-- Data provided start --

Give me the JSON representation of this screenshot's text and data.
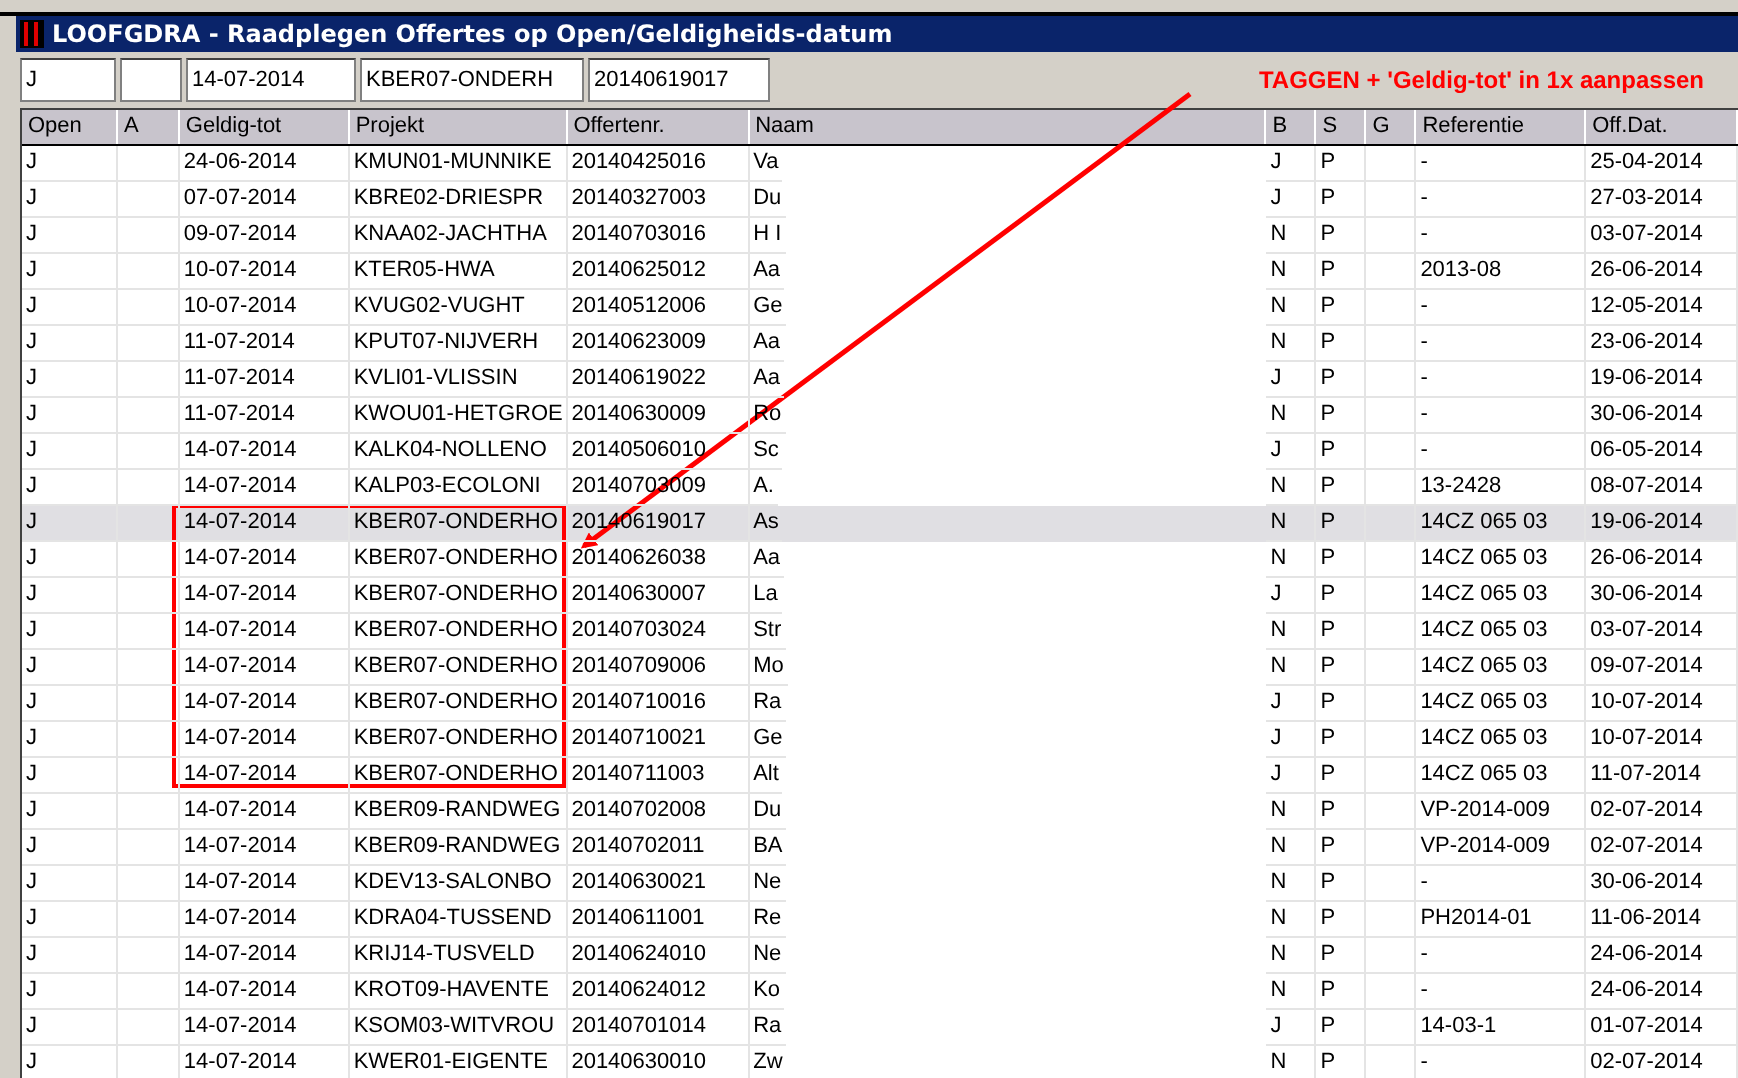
{
  "window": {
    "title": "LOOFGDRA - Raadplegen Offertes op Open/Geldigheids-datum"
  },
  "fields": [
    {
      "kind": "text",
      "value": "J"
    },
    {
      "kind": "blank"
    },
    {
      "kind": "text",
      "value": "14-07-2014"
    },
    {
      "kind": "text",
      "value": "KBER07-ONDERH"
    },
    {
      "kind": "text",
      "value": "20140619017"
    }
  ],
  "annotation": {
    "text": "TAGGEN + 'Geldig-tot' in 1x aanpassen"
  },
  "table": {
    "columns": [
      "Open",
      "A",
      "Geldig-tot",
      "Projekt",
      "Offertenr.",
      "Naam",
      "B",
      "S",
      "G",
      "Referentie",
      "Off.Dat."
    ],
    "rows": [
      {
        "open": "J",
        "geldig": "24-06-2014",
        "projekt": "KMUN01-MUNNIKE",
        "offertenr": "20140425016",
        "naam": "Va",
        "b": "J",
        "s": "P",
        "ref": "-",
        "offdat": "25-04-2014",
        "selected": false
      },
      {
        "open": "J",
        "geldig": "07-07-2014",
        "projekt": "KBRE02-DRIESPR",
        "offertenr": "20140327003",
        "naam": "Du",
        "b": "J",
        "s": "P",
        "ref": "-",
        "offdat": "27-03-2014",
        "selected": false
      },
      {
        "open": "J",
        "geldig": "09-07-2014",
        "projekt": "KNAA02-JACHTHA",
        "offertenr": "20140703016",
        "naam": "H I",
        "b": "N",
        "s": "P",
        "ref": "-",
        "offdat": "03-07-2014",
        "selected": false
      },
      {
        "open": "J",
        "geldig": "10-07-2014",
        "projekt": "KTER05-HWA",
        "offertenr": "20140625012",
        "naam": "Aa",
        "b": "N",
        "s": "P",
        "ref": "2013-08",
        "offdat": "26-06-2014",
        "selected": false
      },
      {
        "open": "J",
        "geldig": "10-07-2014",
        "projekt": "KVUG02-VUGHT",
        "offertenr": "20140512006",
        "naam": "Ge",
        "b": "N",
        "s": "P",
        "ref": "-",
        "offdat": "12-05-2014",
        "selected": false
      },
      {
        "open": "J",
        "geldig": "11-07-2014",
        "projekt": "KPUT07-NIJVERH",
        "offertenr": "20140623009",
        "naam": "Aa",
        "b": "N",
        "s": "P",
        "ref": "-",
        "offdat": "23-06-2014",
        "selected": false
      },
      {
        "open": "J",
        "geldig": "11-07-2014",
        "projekt": "KVLI01-VLISSIN",
        "offertenr": "20140619022",
        "naam": "Aa",
        "b": "J",
        "s": "P",
        "ref": "-",
        "offdat": "19-06-2014",
        "selected": false
      },
      {
        "open": "J",
        "geldig": "11-07-2014",
        "projekt": "KWOU01-HETGROE",
        "offertenr": "20140630009",
        "naam": "Ro",
        "b": "N",
        "s": "P",
        "ref": "-",
        "offdat": "30-06-2014",
        "selected": false
      },
      {
        "open": "J",
        "geldig": "14-07-2014",
        "projekt": "KALK04-NOLLENO",
        "offertenr": "20140506010",
        "naam": "Sc",
        "b": "J",
        "s": "P",
        "ref": "-",
        "offdat": "06-05-2014",
        "selected": false
      },
      {
        "open": "J",
        "geldig": "14-07-2014",
        "projekt": "KALP03-ECOLONI",
        "offertenr": "20140703009",
        "naam": "A.",
        "b": "N",
        "s": "P",
        "ref": "13-2428",
        "offdat": "08-07-2014",
        "selected": false
      },
      {
        "open": "J",
        "geldig": "14-07-2014",
        "projekt": "KBER07-ONDERHO",
        "offertenr": "20140619017",
        "naam": "As",
        "b": "N",
        "s": "P",
        "ref": "14CZ 065 03",
        "offdat": "19-06-2014",
        "selected": true
      },
      {
        "open": "J",
        "geldig": "14-07-2014",
        "projekt": "KBER07-ONDERHO",
        "offertenr": "20140626038",
        "naam": "Aa",
        "b": "N",
        "s": "P",
        "ref": "14CZ 065 03",
        "offdat": "26-06-2014",
        "selected": false
      },
      {
        "open": "J",
        "geldig": "14-07-2014",
        "projekt": "KBER07-ONDERHO",
        "offertenr": "20140630007",
        "naam": "La",
        "b": "J",
        "s": "P",
        "ref": "14CZ 065 03",
        "offdat": "30-06-2014",
        "selected": false
      },
      {
        "open": "J",
        "geldig": "14-07-2014",
        "projekt": "KBER07-ONDERHO",
        "offertenr": "20140703024",
        "naam": "Str",
        "b": "N",
        "s": "P",
        "ref": "14CZ 065 03",
        "offdat": "03-07-2014",
        "selected": false
      },
      {
        "open": "J",
        "geldig": "14-07-2014",
        "projekt": "KBER07-ONDERHO",
        "offertenr": "20140709006",
        "naam": "Mo",
        "b": "N",
        "s": "P",
        "ref": "14CZ 065 03",
        "offdat": "09-07-2014",
        "selected": false
      },
      {
        "open": "J",
        "geldig": "14-07-2014",
        "projekt": "KBER07-ONDERHO",
        "offertenr": "20140710016",
        "naam": "Ra",
        "b": "J",
        "s": "P",
        "ref": "14CZ 065 03",
        "offdat": "10-07-2014",
        "selected": false
      },
      {
        "open": "J",
        "geldig": "14-07-2014",
        "projekt": "KBER07-ONDERHO",
        "offertenr": "20140710021",
        "naam": "Ge",
        "b": "J",
        "s": "P",
        "ref": "14CZ 065 03",
        "offdat": "10-07-2014",
        "selected": false
      },
      {
        "open": "J",
        "geldig": "14-07-2014",
        "projekt": "KBER07-ONDERHO",
        "offertenr": "20140711003",
        "naam": "Alt",
        "b": "J",
        "s": "P",
        "ref": "14CZ 065 03",
        "offdat": "11-07-2014",
        "selected": false
      },
      {
        "open": "J",
        "geldig": "14-07-2014",
        "projekt": "KBER09-RANDWEG",
        "offertenr": "20140702008",
        "naam": "Du",
        "b": "N",
        "s": "P",
        "ref": "VP-2014-009",
        "offdat": "02-07-2014",
        "selected": false
      },
      {
        "open": "J",
        "geldig": "14-07-2014",
        "projekt": "KBER09-RANDWEG",
        "offertenr": "20140702011",
        "naam": "BA",
        "b": "N",
        "s": "P",
        "ref": "VP-2014-009",
        "offdat": "02-07-2014",
        "selected": false
      },
      {
        "open": "J",
        "geldig": "14-07-2014",
        "projekt": "KDEV13-SALONBO",
        "offertenr": "20140630021",
        "naam": "Ne",
        "b": "N",
        "s": "P",
        "ref": "-",
        "offdat": "30-06-2014",
        "selected": false
      },
      {
        "open": "J",
        "geldig": "14-07-2014",
        "projekt": "KDRA04-TUSSEND",
        "offertenr": "20140611001",
        "naam": "Re",
        "b": "N",
        "s": "P",
        "ref": "PH2014-01",
        "offdat": "11-06-2014",
        "selected": false
      },
      {
        "open": "J",
        "geldig": "14-07-2014",
        "projekt": "KRIJ14-TUSVELD",
        "offertenr": "20140624010",
        "naam": "Ne",
        "b": "N",
        "s": "P",
        "ref": "-",
        "offdat": "24-06-2014",
        "selected": false
      },
      {
        "open": "J",
        "geldig": "14-07-2014",
        "projekt": "KROT09-HAVENTE",
        "offertenr": "20140624012",
        "naam": "Ko",
        "b": "N",
        "s": "P",
        "ref": "-",
        "offdat": "24-06-2014",
        "selected": false
      },
      {
        "open": "J",
        "geldig": "14-07-2014",
        "projekt": "KSOM03-WITVROU",
        "offertenr": "20140701014",
        "naam": "Ra",
        "b": "J",
        "s": "P",
        "ref": "14-03-1",
        "offdat": "01-07-2014",
        "selected": false
      },
      {
        "open": "J",
        "geldig": "14-07-2014",
        "projekt": "KWER01-EIGENTE",
        "offertenr": "20140630010",
        "naam": "Zw",
        "b": "N",
        "s": "P",
        "ref": "-",
        "offdat": "02-07-2014",
        "selected": false
      }
    ]
  }
}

-- Data provided end --

▶ **Instruction**
Each line holding "value" must be found and copied.

▶ **Response below**
      "value": "J"
      "value": "14-07-2014"
      "value": "KBER07-ONDERH"
      "value": "20140619017"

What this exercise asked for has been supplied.